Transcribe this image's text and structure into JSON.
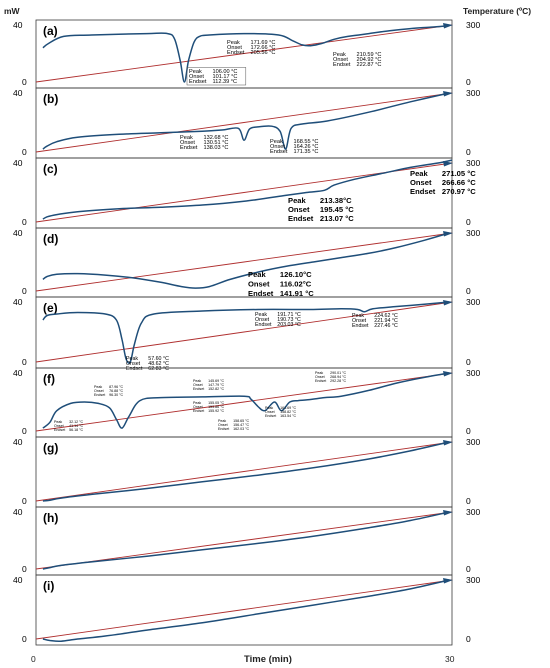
{
  "figure": {
    "y_left_title": "mW",
    "y_right_title": "Temperature (ºC)",
    "x_title": "Time (min)",
    "x_ticks": [
      "0",
      "30"
    ]
  },
  "chart_data": [
    {
      "type": "line",
      "label": "(a)",
      "xlim": [
        0,
        30
      ],
      "ylim_left": [
        0,
        40
      ],
      "ylim_right": [
        0,
        300
      ],
      "left_ticks": [
        "40",
        "0"
      ],
      "right_ticks": [
        "300",
        "0"
      ],
      "grid": false,
      "series": [
        {
          "axis": "left",
          "color": "#1f4e79",
          "x": [
            0.5,
            0.9,
            2,
            4,
            8,
            9.5,
            10.0,
            10.4,
            10.7,
            11.0,
            11.4,
            11.8,
            12.5,
            15,
            17.5,
            18.5,
            19.2,
            19.8,
            20.6,
            21.5,
            22.5,
            24,
            25.5,
            27,
            28.5,
            29.8
          ],
          "y": [
            24,
            27,
            32,
            33,
            34,
            34,
            30,
            15,
            0,
            15,
            28,
            32,
            33,
            34,
            33,
            29,
            26,
            25.5,
            27,
            30,
            32,
            34,
            36,
            37.5,
            38.5,
            39.5
          ]
        },
        {
          "axis": "right",
          "color": "#b03030",
          "x": [
            0,
            30
          ],
          "y": [
            0,
            300
          ]
        }
      ],
      "annotations": [
        {
          "peak": "171.69 °C",
          "onset": "172.66 °C",
          "endset": "205.56 °C"
        },
        {
          "peak": "210.59 °C",
          "onset": "204.92 °C",
          "endset": "222.87 °C"
        },
        {
          "peak": "106.00 °C",
          "onset": "101.17 °C",
          "endset": "112.39 °C"
        }
      ]
    },
    {
      "type": "line",
      "label": "(b)",
      "xlim": [
        0,
        30
      ],
      "ylim_left": [
        0,
        40
      ],
      "ylim_right": [
        0,
        300
      ],
      "left_ticks": [
        "40",
        "0"
      ],
      "right_ticks": [
        "300",
        "0"
      ],
      "grid": false,
      "series": [
        {
          "axis": "left",
          "color": "#1f4e79",
          "x": [
            0.5,
            0.8,
            1.5,
            3,
            6,
            9,
            12,
            13.5,
            14.6,
            15.0,
            15.4,
            16,
            17,
            17.6,
            18.0,
            18.4,
            19.2,
            21,
            24,
            27,
            29.8
          ],
          "y": [
            2,
            4,
            7,
            10,
            12,
            13,
            14,
            15,
            16,
            8,
            15.5,
            17,
            17.5,
            14,
            2,
            16,
            19,
            21,
            27,
            34,
            40
          ]
        },
        {
          "axis": "right",
          "color": "#b03030",
          "x": [
            0,
            30
          ],
          "y": [
            0,
            300
          ]
        }
      ],
      "annotations": [
        {
          "peak": "132.68 °C",
          "onset": "130.51 °C",
          "endset": "138.03 °C"
        },
        {
          "peak": "168.55 °C",
          "onset": "164.26 °C",
          "endset": "171.35 °C"
        }
      ]
    },
    {
      "type": "line",
      "label": "(c)",
      "xlim": [
        0,
        30
      ],
      "ylim_left": [
        0,
        40
      ],
      "ylim_right": [
        0,
        300
      ],
      "left_ticks": [
        "40",
        "0"
      ],
      "right_ticks": [
        "300",
        "0"
      ],
      "grid": false,
      "series": [
        {
          "axis": "left",
          "color": "#1f4e79",
          "x": [
            0.5,
            0.8,
            1.5,
            3,
            6,
            9,
            12,
            15,
            18,
            19.5,
            20.8,
            21.5,
            23,
            25,
            27,
            29,
            30
          ],
          "y": [
            2,
            3.5,
            5,
            7,
            9,
            10,
            11.5,
            14,
            18,
            20,
            21.5,
            25,
            29,
            33,
            37,
            40,
            42
          ]
        },
        {
          "axis": "right",
          "color": "#b03030",
          "x": [
            0,
            30
          ],
          "y": [
            0,
            300
          ]
        }
      ],
      "annotations": [
        {
          "peak": "213.38°C",
          "onset": "195.45 °C",
          "endset": "213.07 °C"
        },
        {
          "peak": "271.05 °C",
          "onset": "266.66 °C",
          "endset": "270.97 °C"
        }
      ]
    },
    {
      "type": "line",
      "label": "(d)",
      "xlim": [
        0,
        30
      ],
      "ylim_left": [
        0,
        40
      ],
      "ylim_right": [
        0,
        300
      ],
      "left_ticks": [
        "40",
        "0"
      ],
      "right_ticks": [
        "300",
        "0"
      ],
      "grid": false,
      "series": [
        {
          "axis": "left",
          "color": "#1f4e79",
          "x": [
            0.5,
            0.8,
            1.5,
            3,
            5,
            7,
            9,
            10.5,
            11.5,
            12.5,
            14,
            16,
            18,
            20,
            22,
            24,
            26,
            28,
            29.8
          ],
          "y": [
            8,
            10,
            11.5,
            12,
            11,
            9,
            6,
            3,
            2,
            3,
            8,
            13,
            17,
            20,
            23,
            26,
            30,
            35,
            40
          ]
        },
        {
          "axis": "right",
          "color": "#b03030",
          "x": [
            0,
            30
          ],
          "y": [
            0,
            300
          ]
        }
      ],
      "annotations": [
        {
          "peak": "126.10°C",
          "onset": "116.02°C",
          "endset": "141.91 °C"
        }
      ]
    },
    {
      "type": "line",
      "label": "(e)",
      "xlim": [
        0,
        30
      ],
      "ylim_left": [
        0,
        40
      ],
      "ylim_right": [
        0,
        300
      ],
      "left_ticks": [
        "40",
        "0"
      ],
      "right_ticks": [
        "300",
        "0"
      ],
      "grid": false,
      "series": [
        {
          "axis": "left",
          "color": "#1f4e79",
          "x": [
            0.5,
            0.8,
            1.5,
            3,
            5,
            5.8,
            6.2,
            6.5,
            6.8,
            7.1,
            7.6,
            8.5,
            12,
            16,
            20,
            22,
            23.2,
            23.7,
            24.3,
            26,
            28,
            29.8
          ],
          "y": [
            28,
            31,
            32,
            33,
            32,
            28,
            15,
            2,
            0,
            12,
            26,
            32,
            34,
            35,
            35,
            35.5,
            35,
            33.5,
            35.5,
            37,
            38.5,
            40
          ]
        },
        {
          "axis": "right",
          "color": "#b03030",
          "x": [
            0,
            30
          ],
          "y": [
            0,
            300
          ]
        }
      ],
      "annotations": [
        {
          "peak": "57.60 °C",
          "onset": "48.62 °C",
          "endset": "62.83 °C"
        },
        {
          "peak": "191.71 °C",
          "onset": "190.73 °C",
          "endset": "203.03 °C"
        },
        {
          "peak": "224.62 °C",
          "onset": "221.94 °C",
          "endset": "227.46 °C"
        }
      ]
    },
    {
      "type": "line",
      "label": "(f)",
      "xlim": [
        0,
        30
      ],
      "ylim_left": [
        0,
        40
      ],
      "ylim_right": [
        0,
        300
      ],
      "left_ticks": [
        "40",
        "0"
      ],
      "right_ticks": [
        "300",
        "0"
      ],
      "grid": false,
      "series": [
        {
          "axis": "left",
          "color": "#1f4e79",
          "x": [
            0.5,
            1.0,
            1.5,
            2.5,
            3.5,
            4.5,
            5.3,
            5.8,
            6.2,
            6.7,
            7.5,
            9,
            12,
            15,
            15.5,
            16,
            16.5,
            17.2,
            17.7,
            18.3,
            18.9,
            19.6,
            20.8,
            22,
            24,
            26,
            28,
            29.8
          ],
          "y": [
            2,
            6,
            14,
            19,
            20,
            19,
            16,
            8,
            2,
            10,
            21,
            23,
            23.5,
            24,
            22,
            17,
            14,
            20,
            14,
            20,
            21,
            21.5,
            23,
            24,
            28,
            33,
            37,
            40
          ]
        },
        {
          "axis": "right",
          "color": "#b03030",
          "x": [
            0,
            30
          ],
          "y": [
            0,
            300
          ]
        }
      ],
      "annotations": [
        {
          "peak": "32.12 °C",
          "onset": "41.14 °C",
          "endset": "56.18 °C"
        },
        {
          "peak": "87.96 °C",
          "onset": "76.88 °C",
          "endset": "96.30 °C"
        },
        {
          "peak": "145.69 °C",
          "onset": "147.79 °C",
          "endset": "152.82 °C"
        },
        {
          "peak": "155.05 °C",
          "onset": "153.86 °C",
          "endset": "155.92 °C"
        },
        {
          "peak": "158.65 °C",
          "onset": "156.47 °C",
          "endset": "162.03 °C"
        },
        {
          "peak": "161.69 °C",
          "onset": "158.82 °C",
          "endset": "163.54 °C"
        },
        {
          "peak": "290.01 °C",
          "onset": "268.94 °C",
          "endset": "292.28 °C"
        }
      ]
    },
    {
      "type": "line",
      "label": "(g)",
      "xlim": [
        0,
        30
      ],
      "ylim_left": [
        0,
        40
      ],
      "ylim_right": [
        0,
        300
      ],
      "left_ticks": [
        "40",
        "0"
      ],
      "right_ticks": [
        "300",
        "0"
      ],
      "grid": false,
      "series": [
        {
          "axis": "left",
          "color": "#1f4e79",
          "x": [
            0.5,
            1.0,
            1.8,
            4,
            8,
            12,
            16,
            20,
            24,
            27,
            29.8
          ],
          "y": [
            0,
            0.5,
            2,
            4.5,
            8.5,
            13,
            17.5,
            22.5,
            28.5,
            34,
            40
          ]
        },
        {
          "axis": "right",
          "color": "#b03030",
          "x": [
            0,
            30
          ],
          "y": [
            0,
            300
          ]
        }
      ],
      "annotations": []
    },
    {
      "type": "line",
      "label": "(h)",
      "xlim": [
        0,
        30
      ],
      "ylim_left": [
        0,
        40
      ],
      "ylim_right": [
        0,
        300
      ],
      "left_ticks": [
        "40",
        "0"
      ],
      "right_ticks": [
        "300",
        "0"
      ],
      "grid": false,
      "series": [
        {
          "axis": "left",
          "color": "#1f4e79",
          "x": [
            0.5,
            1.0,
            1.8,
            4,
            8,
            12,
            16,
            20,
            24,
            27,
            29.8
          ],
          "y": [
            0,
            1,
            2.5,
            5,
            9,
            13.5,
            18,
            23,
            29,
            34,
            40
          ]
        },
        {
          "axis": "right",
          "color": "#b03030",
          "x": [
            0,
            30
          ],
          "y": [
            0,
            300
          ]
        }
      ],
      "annotations": []
    },
    {
      "type": "line",
      "label": "(i)",
      "xlim": [
        0,
        30
      ],
      "ylim_left": [
        0,
        40
      ],
      "ylim_right": [
        0,
        300
      ],
      "left_ticks": [
        "40",
        "0"
      ],
      "right_ticks": [
        "300",
        "0"
      ],
      "grid": false,
      "series": [
        {
          "axis": "left",
          "color": "#1f4e79",
          "x": [
            0.5,
            1.0,
            1.8,
            3,
            5,
            8,
            12,
            16,
            20,
            24,
            27,
            29.8
          ],
          "y": [
            0,
            -1,
            -1.5,
            0,
            2,
            6,
            11,
            17,
            23,
            29,
            34,
            40
          ]
        },
        {
          "axis": "right",
          "color": "#b03030",
          "x": [
            0,
            30
          ],
          "y": [
            0,
            300
          ]
        }
      ],
      "annotations": []
    }
  ]
}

=======

• Problem to work on
Pick out all the lines with the word "label" in them and copy them.

• Exercise solution
      "label": "(a)",
      "label": "(b)",
      "label": "(c)",
      "label": "(d)",
      "label": "(e)",
      "label": "(f)",
      "label": "(g)",
      "label": "(h)",
      "label": "(i)",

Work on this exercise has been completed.